Copy every line of the data that contains the string "written".
********
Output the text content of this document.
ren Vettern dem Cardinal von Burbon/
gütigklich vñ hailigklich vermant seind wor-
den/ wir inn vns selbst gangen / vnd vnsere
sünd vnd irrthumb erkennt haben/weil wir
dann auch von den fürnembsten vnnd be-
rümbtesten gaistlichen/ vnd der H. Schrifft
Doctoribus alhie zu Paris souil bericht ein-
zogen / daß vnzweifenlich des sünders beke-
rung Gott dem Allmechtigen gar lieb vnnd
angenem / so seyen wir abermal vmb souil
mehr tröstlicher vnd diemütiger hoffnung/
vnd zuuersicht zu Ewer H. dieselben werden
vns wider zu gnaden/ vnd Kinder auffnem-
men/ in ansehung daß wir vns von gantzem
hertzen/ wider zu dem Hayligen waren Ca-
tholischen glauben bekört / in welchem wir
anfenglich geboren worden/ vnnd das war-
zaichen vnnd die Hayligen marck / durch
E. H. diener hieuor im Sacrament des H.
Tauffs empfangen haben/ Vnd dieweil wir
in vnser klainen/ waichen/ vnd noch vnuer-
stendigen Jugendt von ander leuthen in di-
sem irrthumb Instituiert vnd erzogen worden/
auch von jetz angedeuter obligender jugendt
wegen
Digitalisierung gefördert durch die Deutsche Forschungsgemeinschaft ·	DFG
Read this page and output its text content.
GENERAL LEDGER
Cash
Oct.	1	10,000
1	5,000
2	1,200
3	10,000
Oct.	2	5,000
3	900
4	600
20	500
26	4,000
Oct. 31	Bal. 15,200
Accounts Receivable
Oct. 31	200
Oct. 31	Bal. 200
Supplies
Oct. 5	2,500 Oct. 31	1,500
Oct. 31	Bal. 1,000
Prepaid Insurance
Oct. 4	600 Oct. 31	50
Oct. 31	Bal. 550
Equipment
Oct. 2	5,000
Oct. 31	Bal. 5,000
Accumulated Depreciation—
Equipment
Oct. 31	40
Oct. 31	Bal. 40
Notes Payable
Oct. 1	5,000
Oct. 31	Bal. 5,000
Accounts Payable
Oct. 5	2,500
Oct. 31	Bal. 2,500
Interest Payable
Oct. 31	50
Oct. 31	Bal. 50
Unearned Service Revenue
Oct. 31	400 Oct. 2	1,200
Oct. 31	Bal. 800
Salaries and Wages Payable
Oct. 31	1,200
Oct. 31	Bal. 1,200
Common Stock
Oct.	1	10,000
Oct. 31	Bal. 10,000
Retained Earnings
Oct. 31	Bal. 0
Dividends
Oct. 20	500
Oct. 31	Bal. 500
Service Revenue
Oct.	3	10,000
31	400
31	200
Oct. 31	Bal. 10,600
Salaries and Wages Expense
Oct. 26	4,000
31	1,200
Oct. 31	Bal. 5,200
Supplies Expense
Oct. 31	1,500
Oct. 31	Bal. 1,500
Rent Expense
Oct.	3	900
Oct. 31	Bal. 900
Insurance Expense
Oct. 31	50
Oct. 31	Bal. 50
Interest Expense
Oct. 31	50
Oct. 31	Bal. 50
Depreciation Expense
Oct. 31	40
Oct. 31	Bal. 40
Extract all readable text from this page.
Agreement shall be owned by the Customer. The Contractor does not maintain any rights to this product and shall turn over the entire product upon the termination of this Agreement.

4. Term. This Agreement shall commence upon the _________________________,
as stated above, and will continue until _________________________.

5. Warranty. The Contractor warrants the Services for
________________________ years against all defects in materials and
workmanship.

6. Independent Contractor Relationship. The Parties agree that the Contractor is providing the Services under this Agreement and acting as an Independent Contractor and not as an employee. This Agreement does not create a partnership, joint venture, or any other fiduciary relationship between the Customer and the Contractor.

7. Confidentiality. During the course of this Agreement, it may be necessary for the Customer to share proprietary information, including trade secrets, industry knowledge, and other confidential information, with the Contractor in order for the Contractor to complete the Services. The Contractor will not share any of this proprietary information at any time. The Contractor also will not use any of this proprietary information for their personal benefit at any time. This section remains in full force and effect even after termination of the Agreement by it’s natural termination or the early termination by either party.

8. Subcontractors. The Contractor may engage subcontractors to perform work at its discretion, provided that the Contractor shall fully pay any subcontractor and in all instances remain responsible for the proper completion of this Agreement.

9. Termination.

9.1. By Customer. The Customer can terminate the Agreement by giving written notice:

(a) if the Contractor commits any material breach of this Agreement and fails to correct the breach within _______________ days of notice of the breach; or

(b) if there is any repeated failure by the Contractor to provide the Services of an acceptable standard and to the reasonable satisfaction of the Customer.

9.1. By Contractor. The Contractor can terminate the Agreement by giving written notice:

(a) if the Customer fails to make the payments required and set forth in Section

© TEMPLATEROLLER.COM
********
* Answer below
9.1. By Customer. The Customer can terminate the Agreement by giving written notice:
9.1. By Contractor. The Contractor can terminate the Agreement by giving written notice:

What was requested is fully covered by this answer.